[START OF Excerpted data]

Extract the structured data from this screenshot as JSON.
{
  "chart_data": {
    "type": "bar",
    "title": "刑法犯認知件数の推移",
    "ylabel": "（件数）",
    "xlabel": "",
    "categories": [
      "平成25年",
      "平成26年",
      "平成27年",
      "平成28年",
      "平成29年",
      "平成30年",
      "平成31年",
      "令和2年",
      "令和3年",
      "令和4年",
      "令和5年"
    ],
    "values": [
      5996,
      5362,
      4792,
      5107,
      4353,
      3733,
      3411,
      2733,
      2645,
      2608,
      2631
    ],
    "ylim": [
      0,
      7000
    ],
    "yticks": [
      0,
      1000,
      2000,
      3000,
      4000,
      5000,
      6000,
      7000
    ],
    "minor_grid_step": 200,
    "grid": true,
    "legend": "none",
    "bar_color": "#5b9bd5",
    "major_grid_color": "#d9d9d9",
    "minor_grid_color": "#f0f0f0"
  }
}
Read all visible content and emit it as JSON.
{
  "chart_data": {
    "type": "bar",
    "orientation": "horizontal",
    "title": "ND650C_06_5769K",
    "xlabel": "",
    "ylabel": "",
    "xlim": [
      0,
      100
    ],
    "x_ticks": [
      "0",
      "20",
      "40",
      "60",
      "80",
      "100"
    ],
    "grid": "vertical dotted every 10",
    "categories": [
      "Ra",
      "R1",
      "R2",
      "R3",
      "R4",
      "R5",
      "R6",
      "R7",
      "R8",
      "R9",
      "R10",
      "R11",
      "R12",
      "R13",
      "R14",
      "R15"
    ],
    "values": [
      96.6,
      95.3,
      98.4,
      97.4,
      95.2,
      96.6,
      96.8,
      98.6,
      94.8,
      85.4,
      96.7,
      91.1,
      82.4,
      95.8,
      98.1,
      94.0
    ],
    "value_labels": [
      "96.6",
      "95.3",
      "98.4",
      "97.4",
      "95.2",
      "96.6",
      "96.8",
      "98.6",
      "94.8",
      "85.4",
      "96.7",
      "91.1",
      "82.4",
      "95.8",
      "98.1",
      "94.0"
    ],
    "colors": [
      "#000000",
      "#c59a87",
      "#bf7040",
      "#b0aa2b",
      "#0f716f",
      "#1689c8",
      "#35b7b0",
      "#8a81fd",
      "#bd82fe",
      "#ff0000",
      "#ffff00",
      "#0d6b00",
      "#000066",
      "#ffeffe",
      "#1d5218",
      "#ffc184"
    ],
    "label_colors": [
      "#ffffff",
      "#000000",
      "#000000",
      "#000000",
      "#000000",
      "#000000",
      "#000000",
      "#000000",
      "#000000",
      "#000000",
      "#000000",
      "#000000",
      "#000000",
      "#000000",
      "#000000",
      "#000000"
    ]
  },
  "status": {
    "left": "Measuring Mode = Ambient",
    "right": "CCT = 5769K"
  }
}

[END OF Excerpted data]

Work to complete = Please quote the records above exactly, without skipping a line.

Result of the task =
Extract the structured data from this screenshot as JSON.
{
  "chart_data": {
    "type": "bar",
    "title": "刑法犯認知件数の推移",
    "ylabel": "（件数）",
    "xlabel": "",
    "categories": [
      "平成25年",
      "平成26年",
      "平成27年",
      "平成28年",
      "平成29年",
      "平成30年",
      "平成31年",
      "令和2年",
      "令和3年",
      "令和4年",
      "令和5年"
    ],
    "values": [
      5996,
      5362,
      4792,
      5107,
      4353,
      3733,
      3411,
      2733,
      2645,
      2608,
      2631
    ],
    "ylim": [
      0,
      7000
    ],
    "yticks": [
      0,
      1000,
      2000,
      3000,
      4000,
      5000,
      6000,
      7000
    ],
    "minor_grid_step": 200,
    "grid": true,
    "legend": "none",
    "bar_color": "#5b9bd5",
    "major_grid_color": "#d9d9d9",
    "minor_grid_color": "#f0f0f0"
  }
}
Read all visible content and emit it as JSON.
{
  "chart_data": {
    "type": "bar",
    "orientation": "horizontal",
    "title": "ND650C_06_5769K",
    "xlabel": "",
    "ylabel": "",
    "xlim": [
      0,
      100
    ],
    "x_ticks": [
      "0",
      "20",
      "40",
      "60",
      "80",
      "100"
    ],
    "grid": "vertical dotted every 10",
    "categories": [
      "Ra",
      "R1",
      "R2",
      "R3",
      "R4",
      "R5",
      "R6",
      "R7",
      "R8",
      "R9",
      "R10",
      "R11",
      "R12",
      "R13",
      "R14",
      "R15"
    ],
    "values": [
      96.6,
      95.3,
      98.4,
      97.4,
      95.2,
      96.6,
      96.8,
      98.6,
      94.8,
      85.4,
      96.7,
      91.1,
      82.4,
      95.8,
      98.1,
      94.0
    ],
    "value_labels": [
      "96.6",
      "95.3",
      "98.4",
      "97.4",
      "95.2",
      "96.6",
      "96.8",
      "98.6",
      "94.8",
      "85.4",
      "96.7",
      "91.1",
      "82.4",
      "95.8",
      "98.1",
      "94.0"
    ],
    "colors": [
      "#000000",
      "#c59a87",
      "#bf7040",
      "#b0aa2b",
      "#0f716f",
      "#1689c8",
      "#35b7b0",
      "#8a81fd",
      "#bd82fe",
      "#ff0000",
      "#ffff00",
      "#0d6b00",
      "#000066",
      "#ffeffe",
      "#1d5218",
      "#ffc184"
    ],
    "label_colors": [
      "#ffffff",
      "#000000",
      "#000000",
      "#000000",
      "#000000",
      "#000000",
      "#000000",
      "#000000",
      "#000000",
      "#000000",
      "#000000",
      "#000000",
      "#000000",
      "#000000",
      "#000000",
      "#000000"
    ]
  },
  "status": {
    "left": "Measuring Mode = Ambient",
    "right": "CCT = 5769K"
  }
}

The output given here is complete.